Print the full listing exactly.

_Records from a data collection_
+ + + +
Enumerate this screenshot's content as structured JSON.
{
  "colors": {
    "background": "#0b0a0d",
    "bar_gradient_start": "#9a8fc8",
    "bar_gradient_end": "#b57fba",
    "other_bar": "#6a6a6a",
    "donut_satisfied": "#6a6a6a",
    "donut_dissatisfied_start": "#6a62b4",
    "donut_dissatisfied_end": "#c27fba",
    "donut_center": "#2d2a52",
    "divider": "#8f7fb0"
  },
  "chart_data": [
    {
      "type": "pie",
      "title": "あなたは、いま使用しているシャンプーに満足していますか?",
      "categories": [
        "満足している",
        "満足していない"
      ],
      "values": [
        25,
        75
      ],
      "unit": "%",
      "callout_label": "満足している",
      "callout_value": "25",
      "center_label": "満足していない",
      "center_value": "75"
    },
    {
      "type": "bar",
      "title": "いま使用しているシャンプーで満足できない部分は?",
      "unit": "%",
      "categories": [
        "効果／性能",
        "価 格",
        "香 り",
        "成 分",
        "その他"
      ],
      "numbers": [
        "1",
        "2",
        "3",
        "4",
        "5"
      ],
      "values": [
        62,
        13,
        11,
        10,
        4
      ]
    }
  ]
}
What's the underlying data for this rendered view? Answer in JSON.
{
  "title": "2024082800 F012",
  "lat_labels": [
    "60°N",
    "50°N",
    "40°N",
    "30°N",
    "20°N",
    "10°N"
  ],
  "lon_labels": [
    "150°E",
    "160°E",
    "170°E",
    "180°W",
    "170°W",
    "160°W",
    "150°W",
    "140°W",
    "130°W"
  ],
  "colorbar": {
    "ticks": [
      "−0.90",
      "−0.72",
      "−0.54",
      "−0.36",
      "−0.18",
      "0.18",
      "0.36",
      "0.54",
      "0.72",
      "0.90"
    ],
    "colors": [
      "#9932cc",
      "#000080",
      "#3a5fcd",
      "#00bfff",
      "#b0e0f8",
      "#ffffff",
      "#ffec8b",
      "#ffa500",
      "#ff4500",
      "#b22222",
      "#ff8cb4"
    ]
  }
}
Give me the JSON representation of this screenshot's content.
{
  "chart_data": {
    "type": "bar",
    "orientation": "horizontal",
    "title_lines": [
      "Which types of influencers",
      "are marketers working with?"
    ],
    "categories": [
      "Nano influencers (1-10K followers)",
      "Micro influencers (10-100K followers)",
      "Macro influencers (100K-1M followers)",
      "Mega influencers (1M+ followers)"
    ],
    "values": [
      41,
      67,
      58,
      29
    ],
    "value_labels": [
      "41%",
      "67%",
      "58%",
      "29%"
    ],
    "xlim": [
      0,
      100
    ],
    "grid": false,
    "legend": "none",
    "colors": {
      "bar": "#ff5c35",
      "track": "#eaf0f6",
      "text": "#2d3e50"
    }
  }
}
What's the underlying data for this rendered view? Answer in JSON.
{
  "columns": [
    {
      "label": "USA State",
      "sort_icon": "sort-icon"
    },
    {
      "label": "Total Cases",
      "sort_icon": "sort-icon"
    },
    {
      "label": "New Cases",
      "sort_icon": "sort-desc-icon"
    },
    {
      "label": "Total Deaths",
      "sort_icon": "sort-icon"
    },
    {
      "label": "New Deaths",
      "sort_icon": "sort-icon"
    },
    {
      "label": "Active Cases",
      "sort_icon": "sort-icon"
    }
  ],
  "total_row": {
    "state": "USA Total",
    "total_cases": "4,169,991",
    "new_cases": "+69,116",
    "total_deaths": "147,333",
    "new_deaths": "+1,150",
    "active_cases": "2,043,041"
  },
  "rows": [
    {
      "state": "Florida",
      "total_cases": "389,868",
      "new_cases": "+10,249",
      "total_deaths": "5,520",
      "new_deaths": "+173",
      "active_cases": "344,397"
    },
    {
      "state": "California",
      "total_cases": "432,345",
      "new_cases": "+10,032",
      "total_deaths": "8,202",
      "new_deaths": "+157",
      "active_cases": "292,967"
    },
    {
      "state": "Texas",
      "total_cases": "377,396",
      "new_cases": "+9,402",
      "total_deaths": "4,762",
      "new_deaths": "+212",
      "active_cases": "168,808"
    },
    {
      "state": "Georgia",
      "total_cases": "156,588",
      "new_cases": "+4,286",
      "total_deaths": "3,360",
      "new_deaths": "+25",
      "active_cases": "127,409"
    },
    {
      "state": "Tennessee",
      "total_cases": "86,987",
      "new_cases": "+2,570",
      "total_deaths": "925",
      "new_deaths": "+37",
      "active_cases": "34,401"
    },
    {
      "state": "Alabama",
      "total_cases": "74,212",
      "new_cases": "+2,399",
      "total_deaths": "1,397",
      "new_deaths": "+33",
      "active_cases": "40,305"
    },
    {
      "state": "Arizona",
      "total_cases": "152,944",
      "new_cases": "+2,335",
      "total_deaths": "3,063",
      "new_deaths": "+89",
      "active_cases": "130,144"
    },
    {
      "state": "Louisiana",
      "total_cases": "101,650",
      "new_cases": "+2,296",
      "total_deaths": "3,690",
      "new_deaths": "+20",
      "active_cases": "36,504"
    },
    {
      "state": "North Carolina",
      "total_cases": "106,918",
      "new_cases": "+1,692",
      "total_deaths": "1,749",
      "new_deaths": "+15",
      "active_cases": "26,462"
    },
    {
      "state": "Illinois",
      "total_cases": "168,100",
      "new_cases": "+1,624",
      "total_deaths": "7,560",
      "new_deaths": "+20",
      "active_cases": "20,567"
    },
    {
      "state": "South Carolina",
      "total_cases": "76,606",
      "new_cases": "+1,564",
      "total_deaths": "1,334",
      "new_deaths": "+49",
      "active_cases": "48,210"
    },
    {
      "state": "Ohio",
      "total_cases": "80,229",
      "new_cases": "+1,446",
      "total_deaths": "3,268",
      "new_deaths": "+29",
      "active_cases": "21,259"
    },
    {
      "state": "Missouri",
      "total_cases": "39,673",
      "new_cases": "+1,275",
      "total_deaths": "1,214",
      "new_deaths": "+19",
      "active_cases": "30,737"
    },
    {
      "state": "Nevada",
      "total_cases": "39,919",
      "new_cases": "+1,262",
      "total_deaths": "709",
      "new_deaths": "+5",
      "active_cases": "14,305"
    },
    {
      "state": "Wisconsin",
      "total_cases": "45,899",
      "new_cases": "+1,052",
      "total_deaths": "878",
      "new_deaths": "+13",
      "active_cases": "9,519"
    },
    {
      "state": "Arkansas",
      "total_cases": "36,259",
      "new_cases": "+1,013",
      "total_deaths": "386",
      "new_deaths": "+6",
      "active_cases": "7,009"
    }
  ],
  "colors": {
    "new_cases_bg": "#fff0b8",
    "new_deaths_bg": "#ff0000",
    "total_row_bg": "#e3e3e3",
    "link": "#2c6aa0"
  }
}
+ + + +
_PROBLEM SOLUTION_
Enumerate this screenshot's content as structured JSON.
{
  "colors": {
    "background": "#0b0a0d",
    "bar_gradient_start": "#9a8fc8",
    "bar_gradient_end": "#b57fba",
    "other_bar": "#6a6a6a",
    "donut_satisfied": "#6a6a6a",
    "donut_dissatisfied_start": "#6a62b4",
    "donut_dissatisfied_end": "#c27fba",
    "donut_center": "#2d2a52",
    "divider": "#8f7fb0"
  },
  "chart_data": [
    {
      "type": "pie",
      "title": "あなたは、いま使用しているシャンプーに満足していますか?",
      "categories": [
        "満足している",
        "満足していない"
      ],
      "values": [
        25,
        75
      ],
      "unit": "%",
      "callout_label": "満足している",
      "callout_value": "25",
      "center_label": "満足していない",
      "center_value": "75"
    },
    {
      "type": "bar",
      "title": "いま使用しているシャンプーで満足できない部分は?",
      "unit": "%",
      "categories": [
        "効果／性能",
        "価 格",
        "香 り",
        "成 分",
        "その他"
      ],
      "numbers": [
        "1",
        "2",
        "3",
        "4",
        "5"
      ],
      "values": [
        62,
        13,
        11,
        10,
        4
      ]
    }
  ]
}
What's the underlying data for this rendered view? Answer in JSON.
{
  "title": "2024082800 F012",
  "lat_labels": [
    "60°N",
    "50°N",
    "40°N",
    "30°N",
    "20°N",
    "10°N"
  ],
  "lon_labels": [
    "150°E",
    "160°E",
    "170°E",
    "180°W",
    "170°W",
    "160°W",
    "150°W",
    "140°W",
    "130°W"
  ],
  "colorbar": {
    "ticks": [
      "−0.90",
      "−0.72",
      "−0.54",
      "−0.36",
      "−0.18",
      "0.18",
      "0.36",
      "0.54",
      "0.72",
      "0.90"
    ],
    "colors": [
      "#9932cc",
      "#000080",
      "#3a5fcd",
      "#00bfff",
      "#b0e0f8",
      "#ffffff",
      "#ffec8b",
      "#ffa500",
      "#ff4500",
      "#b22222",
      "#ff8cb4"
    ]
  }
}
Give me the JSON representation of this screenshot's content.
{
  "chart_data": {
    "type": "bar",
    "orientation": "horizontal",
    "title_lines": [
      "Which types of influencers",
      "are marketers working with?"
    ],
    "categories": [
      "Nano influencers (1-10K followers)",
      "Micro influencers (10-100K followers)",
      "Macro influencers (100K-1M followers)",
      "Mega influencers (1M+ followers)"
    ],
    "values": [
      41,
      67,
      58,
      29
    ],
    "value_labels": [
      "41%",
      "67%",
      "58%",
      "29%"
    ],
    "xlim": [
      0,
      100
    ],
    "grid": false,
    "legend": "none",
    "colors": {
      "bar": "#ff5c35",
      "track": "#eaf0f6",
      "text": "#2d3e50"
    }
  }
}
What's the underlying data for this rendered view? Answer in JSON.
{
  "columns": [
    {
      "label": "USA State",
      "sort_icon": "sort-icon"
    },
    {
      "label": "Total Cases",
      "sort_icon": "sort-icon"
    },
    {
      "label": "New Cases",
      "sort_icon": "sort-desc-icon"
    },
    {
      "label": "Total Deaths",
      "sort_icon": "sort-icon"
    },
    {
      "label": "New Deaths",
      "sort_icon": "sort-icon"
    },
    {
      "label": "Active Cases",
      "sort_icon": "sort-icon"
    }
  ],
  "total_row": {
    "state": "USA Total",
    "total_cases": "4,169,991",
    "new_cases": "+69,116",
    "total_deaths": "147,333",
    "new_deaths": "+1,150",
    "active_cases": "2,043,041"
  },
  "rows": [
    {
      "state": "Florida",
      "total_cases": "389,868",
      "new_cases": "+10,249",
      "total_deaths": "5,520",
      "new_deaths": "+173",
      "active_cases": "344,397"
    },
    {
      "state": "California",
      "total_cases": "432,345",
      "new_cases": "+10,032",
      "total_deaths": "8,202",
      "new_deaths": "+157",
      "active_cases": "292,967"
    },
    {
      "state": "Texas",
      "total_cases": "377,396",
      "new_cases": "+9,402",
      "total_deaths": "4,762",
      "new_deaths": "+212",
      "active_cases": "168,808"
    },
    {
      "state": "Georgia",
      "total_cases": "156,588",
      "new_cases": "+4,286",
      "total_deaths": "3,360",
      "new_deaths": "+25",
      "active_cases": "127,409"
    },
    {
      "state": "Tennessee",
      "total_cases": "86,987",
      "new_cases": "+2,570",
      "total_deaths": "925",
      "new_deaths": "+37",
      "active_cases": "34,401"
    },
    {
      "state": "Alabama",
      "total_cases": "74,212",
      "new_cases": "+2,399",
      "total_deaths": "1,397",
      "new_deaths": "+33",
      "active_cases": "40,305"
    },
    {
      "state": "Arizona",
      "total_cases": "152,944",
      "new_cases": "+2,335",
      "total_deaths": "3,063",
      "new_deaths": "+89",
      "active_cases": "130,144"
    },
    {
      "state": "Louisiana",
      "total_cases": "101,650",
      "new_cases": "+2,296",
      "total_deaths": "3,690",
      "new_deaths": "+20",
      "active_cases": "36,504"
    },
    {
      "state": "North Carolina",
      "total_cases": "106,918",
      "new_cases": "+1,692",
      "total_deaths": "1,749",
      "new_deaths": "+15",
      "active_cases": "26,462"
    },
    {
      "state": "Illinois",
      "total_cases": "168,100",
      "new_cases": "+1,624",
      "total_deaths": "7,560",
      "new_deaths": "+20",
      "active_cases": "20,567"
    },
    {
      "state": "South Carolina",
      "total_cases": "76,606",
      "new_cases": "+1,564",
      "total_deaths": "1,334",
      "new_deaths": "+49",
      "active_cases": "48,210"
    },
    {
      "state": "Ohio",
      "total_cases": "80,229",
      "new_cases": "+1,446",
      "total_deaths": "3,268",
      "new_deaths": "+29",
      "active_cases": "21,259"
    },
    {
      "state": "Missouri",
      "total_cases": "39,673",
      "new_cases": "+1,275",
      "total_deaths": "1,214",
      "new_deaths": "+19",
      "active_cases": "30,737"
    },
    {
      "state": "Nevada",
      "total_cases": "39,919",
      "new_cases": "+1,262",
      "total_deaths": "709",
      "new_deaths": "+5",
      "active_cases": "14,305"
    },
    {
      "state": "Wisconsin",
      "total_cases": "45,899",
      "new_cases": "+1,052",
      "total_deaths": "878",
      "new_deaths": "+13",
      "active_cases": "9,519"
    },
    {
      "state": "Arkansas",
      "total_cases": "36,259",
      "new_cases": "+1,013",
      "total_deaths": "386",
      "new_deaths": "+6",
      "active_cases": "7,009"
    }
  ],
  "colors": {
    "new_cases_bg": "#fff0b8",
    "new_deaths_bg": "#ff0000",
    "total_row_bg": "#e3e3e3",
    "link": "#2c6aa0"
  }
}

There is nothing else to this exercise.